Copy out all the data, word for word.
┄┄┄┄┄┄
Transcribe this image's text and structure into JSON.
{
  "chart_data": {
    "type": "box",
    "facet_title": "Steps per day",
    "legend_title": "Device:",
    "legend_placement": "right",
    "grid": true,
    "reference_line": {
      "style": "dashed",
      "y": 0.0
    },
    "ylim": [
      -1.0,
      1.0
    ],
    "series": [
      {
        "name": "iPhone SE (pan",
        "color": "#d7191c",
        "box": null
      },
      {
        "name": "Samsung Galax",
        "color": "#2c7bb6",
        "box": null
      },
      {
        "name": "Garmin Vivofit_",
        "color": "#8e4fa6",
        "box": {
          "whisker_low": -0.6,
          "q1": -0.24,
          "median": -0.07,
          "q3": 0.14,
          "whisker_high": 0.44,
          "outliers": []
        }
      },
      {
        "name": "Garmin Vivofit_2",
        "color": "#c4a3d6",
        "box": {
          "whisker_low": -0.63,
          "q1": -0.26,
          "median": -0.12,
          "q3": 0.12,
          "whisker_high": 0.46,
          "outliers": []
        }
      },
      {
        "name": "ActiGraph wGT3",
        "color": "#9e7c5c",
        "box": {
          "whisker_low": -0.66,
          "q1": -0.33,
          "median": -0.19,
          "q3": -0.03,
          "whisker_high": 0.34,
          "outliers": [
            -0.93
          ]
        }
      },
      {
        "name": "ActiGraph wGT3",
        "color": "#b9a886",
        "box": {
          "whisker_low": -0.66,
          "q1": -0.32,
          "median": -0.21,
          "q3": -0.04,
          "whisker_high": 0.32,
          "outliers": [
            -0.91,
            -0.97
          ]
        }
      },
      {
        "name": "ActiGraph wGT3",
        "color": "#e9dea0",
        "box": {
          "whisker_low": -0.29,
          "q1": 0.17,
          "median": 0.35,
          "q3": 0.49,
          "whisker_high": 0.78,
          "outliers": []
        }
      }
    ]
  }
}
┄┄┄┄┄┄
:: Written answer ::
Transcribe this image's text and structure into JSON.
{
  "chart_data": {
    "type": "box",
    "facet_title": "Steps per day",
    "legend_title": "Device:",
    "legend_placement": "right",
    "grid": true,
    "reference_line": {
      "style": "dashed",
      "y": 0.0
    },
    "ylim": [
      -1.0,
      1.0
    ],
    "series": [
      {
        "name": "iPhone SE (pan",
        "color": "#d7191c",
        "box": null
      },
      {
        "name": "Samsung Galax",
        "color": "#2c7bb6",
        "box": null
      },
      {
        "name": "Garmin Vivofit_",
        "color": "#8e4fa6",
        "box": {
          "whisker_low": -0.6,
          "q1": -0.24,
          "median": -0.07,
          "q3": 0.14,
          "whisker_high": 0.44,
          "outliers": []
        }
      },
      {
        "name": "Garmin Vivofit_2",
        "color": "#c4a3d6",
        "box": {
          "whisker_low": -0.63,
          "q1": -0.26,
          "median": -0.12,
          "q3": 0.12,
          "whisker_high": 0.46,
          "outliers": []
        }
      },
      {
        "name": "ActiGraph wGT3",
        "color": "#9e7c5c",
        "box": {
          "whisker_low": -0.66,
          "q1": -0.33,
          "median": -0.19,
          "q3": -0.03,
          "whisker_high": 0.34,
          "outliers": [
            -0.93
          ]
        }
      },
      {
        "name": "ActiGraph wGT3",
        "color": "#b9a886",
        "box": {
          "whisker_low": -0.66,
          "q1": -0.32,
          "median": -0.21,
          "q3": -0.04,
          "whisker_high": 0.32,
          "outliers": [
            -0.91,
            -0.97
          ]
        }
      },
      {
        "name": "ActiGraph wGT3",
        "color": "#e9dea0",
        "box": {
          "whisker_low": -0.29,
          "q1": 0.17,
          "median": 0.35,
          "q3": 0.49,
          "whisker_high": 0.78,
          "outliers": []
        }
      }
    ]
  }
}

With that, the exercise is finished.